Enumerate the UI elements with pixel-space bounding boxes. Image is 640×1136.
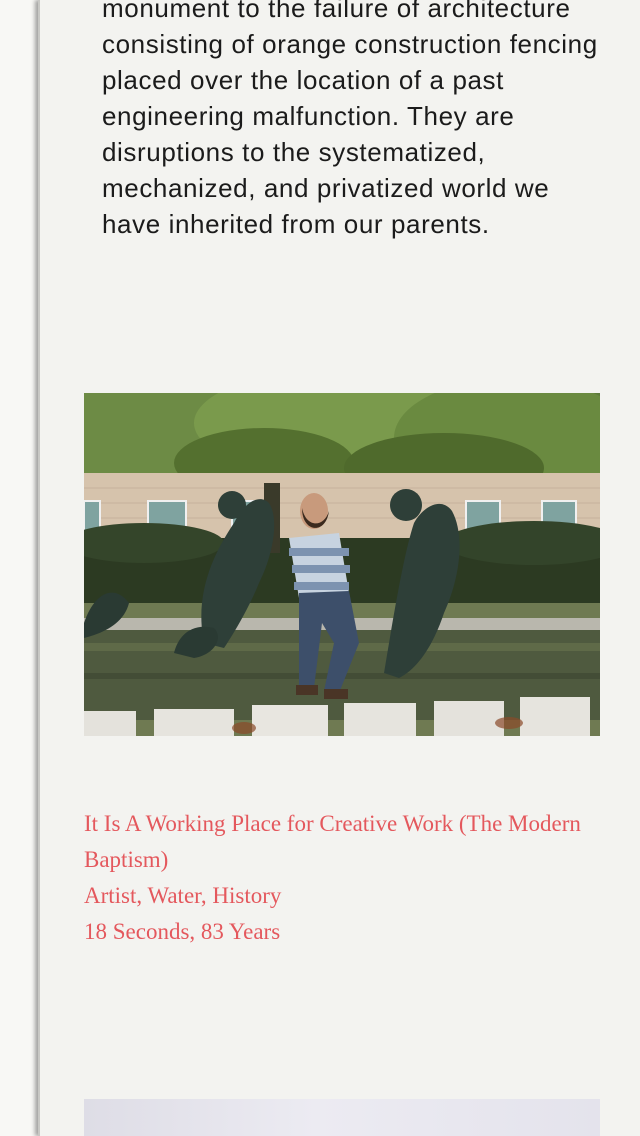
left-gutter bbox=[0, 0, 38, 1136]
artwork-photo[interactable] bbox=[84, 393, 600, 736]
next-artwork-photo[interactable] bbox=[84, 1099, 600, 1136]
artwork-title-link[interactable]: It Is A Working Place for Creative Work … bbox=[84, 806, 624, 878]
page: monument to the failure of architecture … bbox=[0, 0, 640, 1136]
artwork-duration[interactable]: 18 Seconds, 83 Years bbox=[84, 914, 624, 950]
artwork-tags[interactable]: Artist, Water, History bbox=[84, 878, 624, 914]
intro-paragraph: monument to the failure of architecture … bbox=[102, 0, 598, 239]
artwork-caption[interactable]: It Is A Working Place for Creative Work … bbox=[84, 806, 624, 950]
photo-fountain-scene bbox=[84, 393, 600, 736]
content-panel[interactable]: monument to the failure of architecture … bbox=[38, 0, 640, 1136]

> **ZIEL DER ÜBUNG**
Stelle sämtliche Einträge des Materials oben als JSON-Liste von Zeichenketten dar, eine Zeichenkette je Zeile und ohne Leerzeilen. Die Bilder nimmst du nicht in die Liste auf.

> **ERGEBNIS DER AUFGABE**
[
  "Enumerate the UI elements with pixel-space bounding boxes. Image is 640×1136.",
  "left-gutter bbox=[0, 0, 38, 1136]",
  "artwork-photo[interactable] bbox=[84, 393, 600, 736]",
  "next-artwork-photo[interactable] bbox=[84, 1099, 600, 1136]",
  "artwork-title-link[interactable]: It Is A Working Place for Creative Work … bbox=[84, 806, 624, 878]",
  "page: monument to the failure of architecture … bbox=[0, 0, 640, 1136]",
  "artwork-duration[interactable]: 18 Seconds, 83 Years bbox=[84, 914, 624, 950]",
  "artwork-tags[interactable]: Artist, Water, History bbox=[84, 878, 624, 914]",
  "intro-paragraph: monument to the failure of architecture … bbox=[102, 0, 598, 239]",
  "artwork-caption[interactable]: It Is A Working Place for Creative Work … bbox=[84, 806, 624, 950]",
  "photo-fountain-scene bbox=[84, 393, 600, 736]",
  "content-panel[interactable]: monument to the failure of architecture … bbox=[38, 0, 640, 1136]"
]